Keep the wording of each record exactly the same when you repeat it, and leave out pictures.

RECORDS TO USE —

════════════════

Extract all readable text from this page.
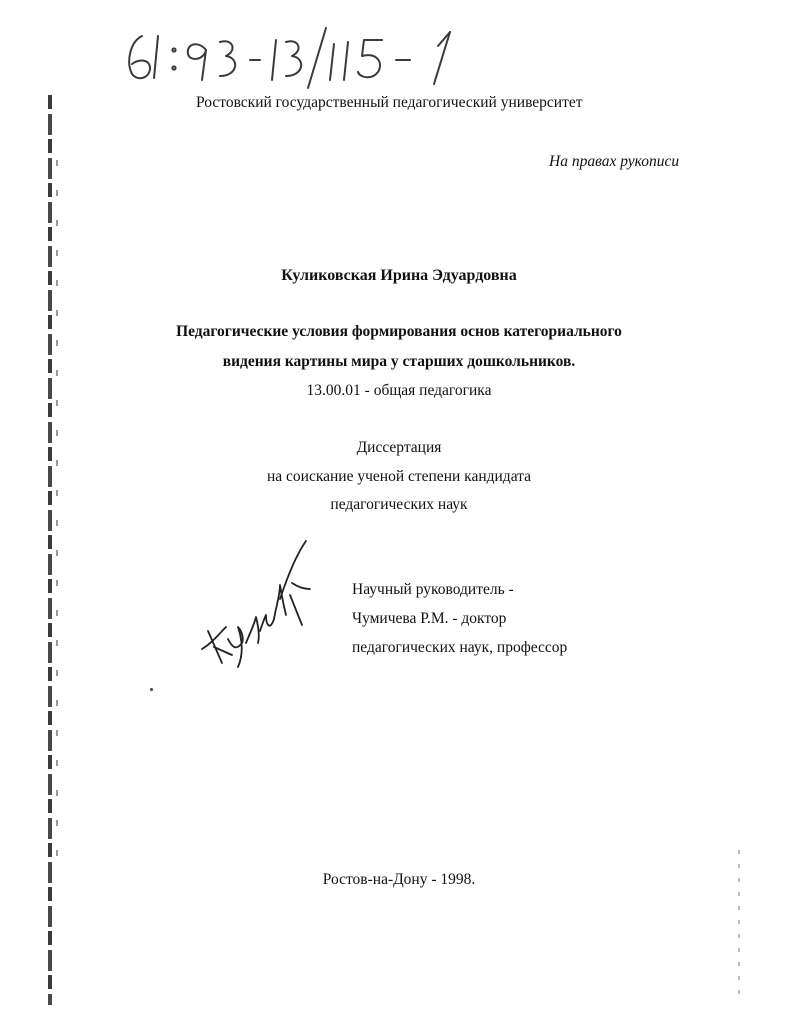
Ростовский государственный педагогический университет
На правах рукописи
Куликовская Ирина Эдуардовна
Педагогические условия формирования основ категориального
видения картины мира у старших дошкольников.
13.00.01 - общая педагогика
Диссертация
на соискание ученой степени кандидата
педагогических наук
Научный руководитель -
Чумичева Р.М. - доктор
педагогических наук, профессор
Ростов-на-Дону - 1998.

════════════════

THE OUTPUT —
Extract all readable text from this page.
Ростовский государственный педагогический университет
На правах рукописи
Куликовская Ирина Эдуардовна
Педагогические условия формирования основ категориального
видения картины мира у старших дошкольников.
13.00.01 - общая педагогика
Диссертация
на соискание ученой степени кандидата
педагогических наук
Научный руководитель -
Чумичева Р.М. - доктор
педагогических наук, профессор
Ростов-на-Дону - 1998.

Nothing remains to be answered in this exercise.